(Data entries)
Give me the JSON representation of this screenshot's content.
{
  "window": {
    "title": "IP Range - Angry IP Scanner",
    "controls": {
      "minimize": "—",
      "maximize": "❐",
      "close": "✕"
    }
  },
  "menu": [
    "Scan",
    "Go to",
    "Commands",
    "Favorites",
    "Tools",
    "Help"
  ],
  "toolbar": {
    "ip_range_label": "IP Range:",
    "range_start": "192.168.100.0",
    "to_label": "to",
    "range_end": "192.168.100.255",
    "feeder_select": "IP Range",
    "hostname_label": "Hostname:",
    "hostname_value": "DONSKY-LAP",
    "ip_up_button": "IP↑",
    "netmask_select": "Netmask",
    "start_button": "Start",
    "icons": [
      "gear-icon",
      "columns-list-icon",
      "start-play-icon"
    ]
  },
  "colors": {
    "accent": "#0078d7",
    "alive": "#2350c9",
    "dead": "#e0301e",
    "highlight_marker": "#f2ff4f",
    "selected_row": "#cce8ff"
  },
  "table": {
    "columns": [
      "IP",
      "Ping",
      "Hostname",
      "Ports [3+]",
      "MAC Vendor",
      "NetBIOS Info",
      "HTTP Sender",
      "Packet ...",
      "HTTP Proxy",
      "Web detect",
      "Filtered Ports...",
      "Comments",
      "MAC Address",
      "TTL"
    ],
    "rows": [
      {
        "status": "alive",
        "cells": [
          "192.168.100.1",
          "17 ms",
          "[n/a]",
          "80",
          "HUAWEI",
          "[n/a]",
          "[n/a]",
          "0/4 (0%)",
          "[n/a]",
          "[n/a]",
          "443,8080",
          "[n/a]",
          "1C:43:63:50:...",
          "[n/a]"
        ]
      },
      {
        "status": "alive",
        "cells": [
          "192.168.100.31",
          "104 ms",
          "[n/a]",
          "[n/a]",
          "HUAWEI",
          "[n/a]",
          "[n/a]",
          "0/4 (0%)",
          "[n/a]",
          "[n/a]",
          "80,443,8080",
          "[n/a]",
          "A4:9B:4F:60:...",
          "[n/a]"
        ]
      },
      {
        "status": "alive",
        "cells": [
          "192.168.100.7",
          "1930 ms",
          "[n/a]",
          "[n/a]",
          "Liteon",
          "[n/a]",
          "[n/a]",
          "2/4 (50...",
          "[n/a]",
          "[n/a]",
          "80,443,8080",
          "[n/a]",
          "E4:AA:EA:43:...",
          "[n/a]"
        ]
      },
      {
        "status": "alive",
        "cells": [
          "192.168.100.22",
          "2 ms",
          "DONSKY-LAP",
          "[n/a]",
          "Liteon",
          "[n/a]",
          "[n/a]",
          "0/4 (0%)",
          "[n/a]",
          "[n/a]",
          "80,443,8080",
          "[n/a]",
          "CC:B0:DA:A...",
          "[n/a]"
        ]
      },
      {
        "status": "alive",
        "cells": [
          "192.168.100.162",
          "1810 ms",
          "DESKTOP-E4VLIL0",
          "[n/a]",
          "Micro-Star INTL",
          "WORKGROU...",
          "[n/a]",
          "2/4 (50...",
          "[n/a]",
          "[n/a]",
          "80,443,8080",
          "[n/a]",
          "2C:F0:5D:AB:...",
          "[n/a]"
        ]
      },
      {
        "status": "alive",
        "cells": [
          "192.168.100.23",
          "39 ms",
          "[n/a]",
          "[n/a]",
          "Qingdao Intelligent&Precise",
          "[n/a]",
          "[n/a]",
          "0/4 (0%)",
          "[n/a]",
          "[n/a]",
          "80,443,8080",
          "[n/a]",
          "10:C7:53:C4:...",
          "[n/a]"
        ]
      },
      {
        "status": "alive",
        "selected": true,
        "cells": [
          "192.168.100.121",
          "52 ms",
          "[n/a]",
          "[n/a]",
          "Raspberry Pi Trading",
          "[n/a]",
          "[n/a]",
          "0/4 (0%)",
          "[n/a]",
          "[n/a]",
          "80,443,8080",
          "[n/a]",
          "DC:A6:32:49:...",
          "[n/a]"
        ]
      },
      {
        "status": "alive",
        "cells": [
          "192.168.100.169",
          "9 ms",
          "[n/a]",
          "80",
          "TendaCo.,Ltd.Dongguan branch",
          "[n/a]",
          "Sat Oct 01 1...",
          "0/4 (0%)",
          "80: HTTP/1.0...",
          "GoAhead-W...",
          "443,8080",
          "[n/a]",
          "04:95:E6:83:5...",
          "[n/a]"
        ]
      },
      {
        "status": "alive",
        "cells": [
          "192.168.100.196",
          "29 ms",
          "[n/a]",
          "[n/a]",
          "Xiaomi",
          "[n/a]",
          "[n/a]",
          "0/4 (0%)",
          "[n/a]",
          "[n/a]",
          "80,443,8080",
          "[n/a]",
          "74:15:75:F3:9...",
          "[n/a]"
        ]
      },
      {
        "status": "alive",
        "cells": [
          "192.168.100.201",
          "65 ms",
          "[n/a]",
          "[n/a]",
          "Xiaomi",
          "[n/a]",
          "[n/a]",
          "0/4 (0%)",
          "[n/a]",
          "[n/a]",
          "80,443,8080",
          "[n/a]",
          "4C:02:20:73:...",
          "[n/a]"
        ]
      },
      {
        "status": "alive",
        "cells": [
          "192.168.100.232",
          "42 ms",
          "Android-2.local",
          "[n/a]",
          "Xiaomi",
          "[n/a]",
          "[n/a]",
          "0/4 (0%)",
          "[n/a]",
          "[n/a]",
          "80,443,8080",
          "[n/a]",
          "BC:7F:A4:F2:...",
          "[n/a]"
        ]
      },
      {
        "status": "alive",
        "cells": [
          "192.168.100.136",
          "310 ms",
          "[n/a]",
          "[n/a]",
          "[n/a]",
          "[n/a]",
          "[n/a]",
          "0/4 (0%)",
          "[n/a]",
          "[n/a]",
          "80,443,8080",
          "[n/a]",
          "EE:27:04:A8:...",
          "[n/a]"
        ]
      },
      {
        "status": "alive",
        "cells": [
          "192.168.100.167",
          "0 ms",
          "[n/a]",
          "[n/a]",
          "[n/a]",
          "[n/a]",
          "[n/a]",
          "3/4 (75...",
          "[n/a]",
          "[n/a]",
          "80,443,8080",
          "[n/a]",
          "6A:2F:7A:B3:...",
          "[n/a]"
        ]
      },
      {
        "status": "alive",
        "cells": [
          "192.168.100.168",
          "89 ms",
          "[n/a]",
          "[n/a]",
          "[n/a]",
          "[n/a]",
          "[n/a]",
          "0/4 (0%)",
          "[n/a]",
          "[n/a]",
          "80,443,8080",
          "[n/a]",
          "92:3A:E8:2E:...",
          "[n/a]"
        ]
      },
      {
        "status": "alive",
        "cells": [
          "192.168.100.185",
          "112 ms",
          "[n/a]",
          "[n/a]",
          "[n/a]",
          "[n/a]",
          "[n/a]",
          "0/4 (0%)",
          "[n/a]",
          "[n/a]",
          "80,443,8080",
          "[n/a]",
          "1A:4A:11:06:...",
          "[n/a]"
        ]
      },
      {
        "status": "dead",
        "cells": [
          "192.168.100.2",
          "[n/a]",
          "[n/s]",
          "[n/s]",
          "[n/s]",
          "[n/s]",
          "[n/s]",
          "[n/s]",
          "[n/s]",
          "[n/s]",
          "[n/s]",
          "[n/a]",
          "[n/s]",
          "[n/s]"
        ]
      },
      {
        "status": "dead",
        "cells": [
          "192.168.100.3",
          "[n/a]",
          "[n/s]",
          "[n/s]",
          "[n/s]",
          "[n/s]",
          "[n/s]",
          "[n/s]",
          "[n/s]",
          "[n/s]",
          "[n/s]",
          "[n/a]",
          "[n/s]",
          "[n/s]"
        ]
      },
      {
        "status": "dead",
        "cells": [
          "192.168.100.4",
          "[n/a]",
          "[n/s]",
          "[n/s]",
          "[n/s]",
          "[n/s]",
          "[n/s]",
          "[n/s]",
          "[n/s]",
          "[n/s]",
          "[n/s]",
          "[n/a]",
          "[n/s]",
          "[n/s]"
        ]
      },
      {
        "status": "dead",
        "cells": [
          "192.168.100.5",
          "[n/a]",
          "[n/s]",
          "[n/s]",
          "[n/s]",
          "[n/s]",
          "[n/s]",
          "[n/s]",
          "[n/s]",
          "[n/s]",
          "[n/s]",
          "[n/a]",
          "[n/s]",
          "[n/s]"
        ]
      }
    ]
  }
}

JOB ::
Choose all lines containing the string "DONSKY" and copy them out.

RESULT FOR THIS TASK ::
    "hostname_value": "DONSKY-LAP",
          "DONSKY-LAP",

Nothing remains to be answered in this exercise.